<<<<

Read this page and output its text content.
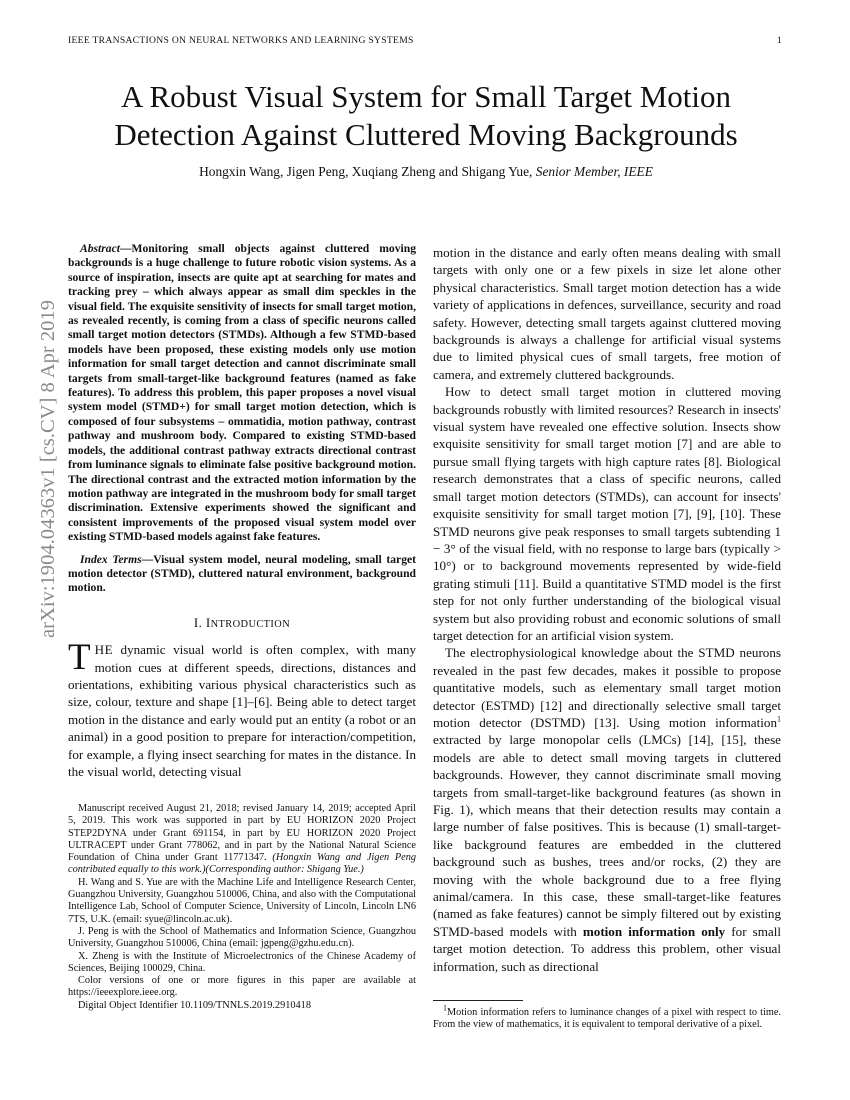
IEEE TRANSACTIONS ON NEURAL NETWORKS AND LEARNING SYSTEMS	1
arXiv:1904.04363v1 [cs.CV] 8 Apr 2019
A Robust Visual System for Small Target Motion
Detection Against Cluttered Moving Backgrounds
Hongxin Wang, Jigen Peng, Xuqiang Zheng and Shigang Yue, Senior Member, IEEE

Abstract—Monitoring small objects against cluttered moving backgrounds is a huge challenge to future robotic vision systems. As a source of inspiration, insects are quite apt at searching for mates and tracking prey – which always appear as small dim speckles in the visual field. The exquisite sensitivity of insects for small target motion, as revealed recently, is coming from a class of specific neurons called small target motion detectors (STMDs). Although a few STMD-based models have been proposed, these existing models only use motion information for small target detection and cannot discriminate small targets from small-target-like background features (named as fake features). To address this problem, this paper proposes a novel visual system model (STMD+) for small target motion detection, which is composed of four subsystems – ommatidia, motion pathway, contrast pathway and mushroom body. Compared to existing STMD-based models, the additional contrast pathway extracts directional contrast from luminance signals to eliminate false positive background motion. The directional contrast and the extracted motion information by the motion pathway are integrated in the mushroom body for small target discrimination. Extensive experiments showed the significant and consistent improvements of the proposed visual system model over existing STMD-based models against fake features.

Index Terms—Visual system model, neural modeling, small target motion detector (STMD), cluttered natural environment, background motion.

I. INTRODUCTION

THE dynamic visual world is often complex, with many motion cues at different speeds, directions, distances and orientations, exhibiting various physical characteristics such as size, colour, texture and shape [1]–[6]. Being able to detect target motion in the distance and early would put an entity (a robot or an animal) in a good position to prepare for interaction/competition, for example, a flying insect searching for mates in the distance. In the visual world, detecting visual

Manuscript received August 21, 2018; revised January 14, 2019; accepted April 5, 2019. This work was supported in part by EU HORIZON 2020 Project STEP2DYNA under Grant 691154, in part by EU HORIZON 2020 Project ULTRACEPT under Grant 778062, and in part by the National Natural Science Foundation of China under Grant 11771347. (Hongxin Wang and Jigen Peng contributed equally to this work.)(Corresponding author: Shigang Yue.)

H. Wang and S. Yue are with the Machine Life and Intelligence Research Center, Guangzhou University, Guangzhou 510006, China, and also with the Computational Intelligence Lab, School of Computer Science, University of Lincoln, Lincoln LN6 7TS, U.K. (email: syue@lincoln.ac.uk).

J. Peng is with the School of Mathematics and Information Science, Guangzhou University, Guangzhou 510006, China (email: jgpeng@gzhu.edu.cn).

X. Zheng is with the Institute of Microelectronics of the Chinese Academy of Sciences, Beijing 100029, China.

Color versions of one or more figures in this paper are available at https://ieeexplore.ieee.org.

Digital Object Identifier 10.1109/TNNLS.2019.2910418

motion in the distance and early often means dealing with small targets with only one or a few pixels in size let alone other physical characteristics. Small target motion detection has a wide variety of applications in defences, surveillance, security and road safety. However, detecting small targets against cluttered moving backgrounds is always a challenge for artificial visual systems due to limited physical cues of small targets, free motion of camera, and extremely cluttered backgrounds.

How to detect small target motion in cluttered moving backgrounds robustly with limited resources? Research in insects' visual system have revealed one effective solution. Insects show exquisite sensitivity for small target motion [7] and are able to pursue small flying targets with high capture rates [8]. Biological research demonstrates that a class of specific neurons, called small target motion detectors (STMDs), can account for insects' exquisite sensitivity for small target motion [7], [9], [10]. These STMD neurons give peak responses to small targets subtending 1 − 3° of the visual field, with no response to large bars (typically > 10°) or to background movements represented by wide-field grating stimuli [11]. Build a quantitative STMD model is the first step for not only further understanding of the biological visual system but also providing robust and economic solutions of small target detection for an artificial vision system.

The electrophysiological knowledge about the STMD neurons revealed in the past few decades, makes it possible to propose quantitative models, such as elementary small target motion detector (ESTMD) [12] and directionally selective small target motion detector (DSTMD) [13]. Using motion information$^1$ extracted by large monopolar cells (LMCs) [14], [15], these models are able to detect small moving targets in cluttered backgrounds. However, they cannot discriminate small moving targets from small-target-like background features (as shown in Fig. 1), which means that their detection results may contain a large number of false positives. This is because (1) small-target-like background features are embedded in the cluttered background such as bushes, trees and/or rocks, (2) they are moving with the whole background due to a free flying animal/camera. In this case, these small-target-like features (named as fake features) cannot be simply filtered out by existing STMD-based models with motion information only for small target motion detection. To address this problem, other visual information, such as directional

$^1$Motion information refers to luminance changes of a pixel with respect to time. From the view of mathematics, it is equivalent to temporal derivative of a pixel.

>>>>
<<<<

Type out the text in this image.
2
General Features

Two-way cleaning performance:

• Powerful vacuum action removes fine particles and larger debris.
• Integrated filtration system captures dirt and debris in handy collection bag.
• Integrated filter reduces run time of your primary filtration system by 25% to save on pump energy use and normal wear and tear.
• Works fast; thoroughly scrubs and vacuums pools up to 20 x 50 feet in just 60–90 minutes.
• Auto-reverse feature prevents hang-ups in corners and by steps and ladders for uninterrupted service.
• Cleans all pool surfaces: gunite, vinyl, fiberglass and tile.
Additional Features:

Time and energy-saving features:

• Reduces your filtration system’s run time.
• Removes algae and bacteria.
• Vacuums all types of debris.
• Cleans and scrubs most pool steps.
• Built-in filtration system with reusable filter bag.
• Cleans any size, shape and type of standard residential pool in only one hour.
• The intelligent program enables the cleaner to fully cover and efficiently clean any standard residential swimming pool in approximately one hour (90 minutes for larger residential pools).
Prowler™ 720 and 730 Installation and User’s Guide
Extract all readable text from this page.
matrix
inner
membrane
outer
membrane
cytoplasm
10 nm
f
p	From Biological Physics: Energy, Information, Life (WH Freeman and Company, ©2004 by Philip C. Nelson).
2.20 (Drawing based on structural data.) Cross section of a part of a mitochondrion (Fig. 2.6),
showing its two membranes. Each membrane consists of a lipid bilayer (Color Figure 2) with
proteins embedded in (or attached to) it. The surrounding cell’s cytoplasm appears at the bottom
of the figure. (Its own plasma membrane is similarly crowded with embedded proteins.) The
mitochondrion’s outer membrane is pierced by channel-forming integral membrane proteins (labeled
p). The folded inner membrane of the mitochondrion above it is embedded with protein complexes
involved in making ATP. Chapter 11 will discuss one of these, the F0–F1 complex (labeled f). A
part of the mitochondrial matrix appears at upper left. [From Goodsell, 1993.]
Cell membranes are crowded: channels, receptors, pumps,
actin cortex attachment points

>>>>

> _EXERCISE BRIEF_
Each line of the listing above that includes the word "hour" should be copied.

> _EXPECTED OUTPUT_
• Cleans any size, shape and type of standard residential pool in only one hour.
• The intelligent program enables the cleaner to fully cover and efficiently clean any standard residential swimming pool in approximately one hour (90 minutes for larger residential pools).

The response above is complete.